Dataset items
** begin **

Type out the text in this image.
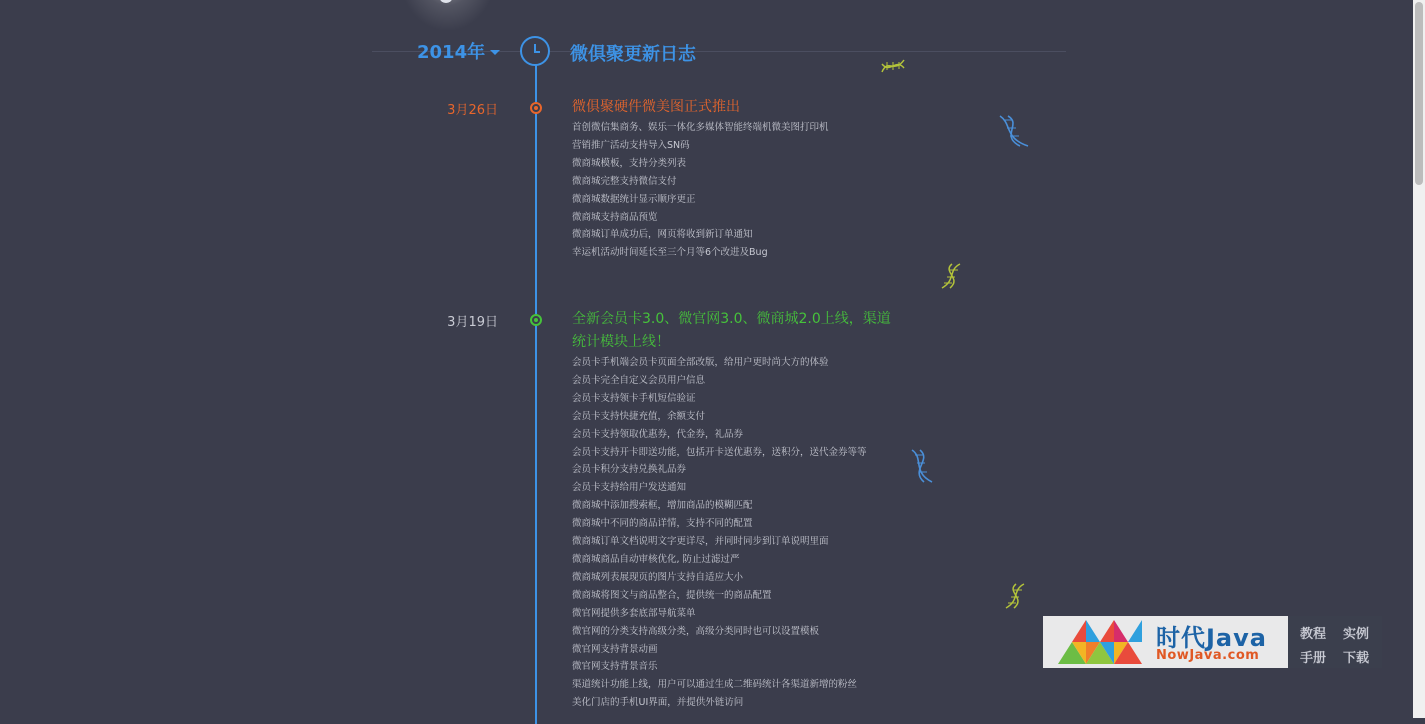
2014年	微俱聚更新日志
3月26日	微俱聚硬件微美图正式推出
首创微信集商务、娱乐一体化多媒体智能终端机微美图打印机
营销推广活动支持导入SN码
微商城模板，支持分类列表
微商城完整支持微信支付
微商城数据统计显示顺序更正
微商城支持商品预览
微商城订单成功后，网页将收到新订单通知
幸运机活动时间延长至三个月等6个改进及Bug
3月19日	全新会员卡3.0、微官网3.0、微商城2.0上线，渠道
统计模块上线！
会员卡手机端会员卡页面全部改版，给用户更时尚大方的体验
会员卡完全自定义会员用户信息
会员卡支持领卡手机短信验证
会员卡支持快捷充值，余额支付
会员卡支持领取优惠券，代金券，礼品券
会员卡支持开卡即送功能，包括开卡送优惠券，送积分，送代金券等等
会员卡积分支持兑换礼品券
会员卡支持给用户发送通知
微商城中添加搜索框，增加商品的模糊匹配
微商城中不同的商品详情，支持不同的配置
微商城订单文档说明文字更详尽，并同时同步到订单说明里面
微商城商品自动审核优化, 防止过滤过严
微商城列表展现页的图片支持自适应大小
微商城将图文与商品整合，提供统一的商品配置
微官网提供多套底部导航菜单
微官网的分类支持高级分类，高级分类同时也可以设置模板
微官网支持背景动画
微官网支持背景音乐
渠道统计功能上线，用户可以通过生成二维码统计各渠道新增的粉丝
美化门店的手机UI界面，并提供外链访问
时代Java
NowJava.com
教程 实例
手册 下载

** end **

Write the entries above out again exactly, but not the pictures.

OUTPUT OF THE EXERCISE:
Type out the text in this image.
2014年	微俱聚更新日志
3月26日	微俱聚硬件微美图正式推出
首创微信集商务、娱乐一体化多媒体智能终端机微美图打印机
营销推广活动支持导入SN码
微商城模板，支持分类列表
微商城完整支持微信支付
微商城数据统计显示顺序更正
微商城支持商品预览
微商城订单成功后，网页将收到新订单通知
幸运机活动时间延长至三个月等6个改进及Bug
3月19日	全新会员卡3.0、微官网3.0、微商城2.0上线，渠道
统计模块上线！
会员卡手机端会员卡页面全部改版，给用户更时尚大方的体验
会员卡完全自定义会员用户信息
会员卡支持领卡手机短信验证
会员卡支持快捷充值，余额支付
会员卡支持领取优惠券，代金券，礼品券
会员卡支持开卡即送功能，包括开卡送优惠券，送积分，送代金券等等
会员卡积分支持兑换礼品券
会员卡支持给用户发送通知
微商城中添加搜索框，增加商品的模糊匹配
微商城中不同的商品详情，支持不同的配置
微商城订单文档说明文字更详尽，并同时同步到订单说明里面
微商城商品自动审核优化, 防止过滤过严
微商城列表展现页的图片支持自适应大小
微商城将图文与商品整合，提供统一的商品配置
微官网提供多套底部导航菜单
微官网的分类支持高级分类，高级分类同时也可以设置模板
微官网支持背景动画
微官网支持背景音乐
渠道统计功能上线，用户可以通过生成二维码统计各渠道新增的粉丝
美化门店的手机UI界面，并提供外链访问
时代Java
NowJava.com
教程 实例
手册 下载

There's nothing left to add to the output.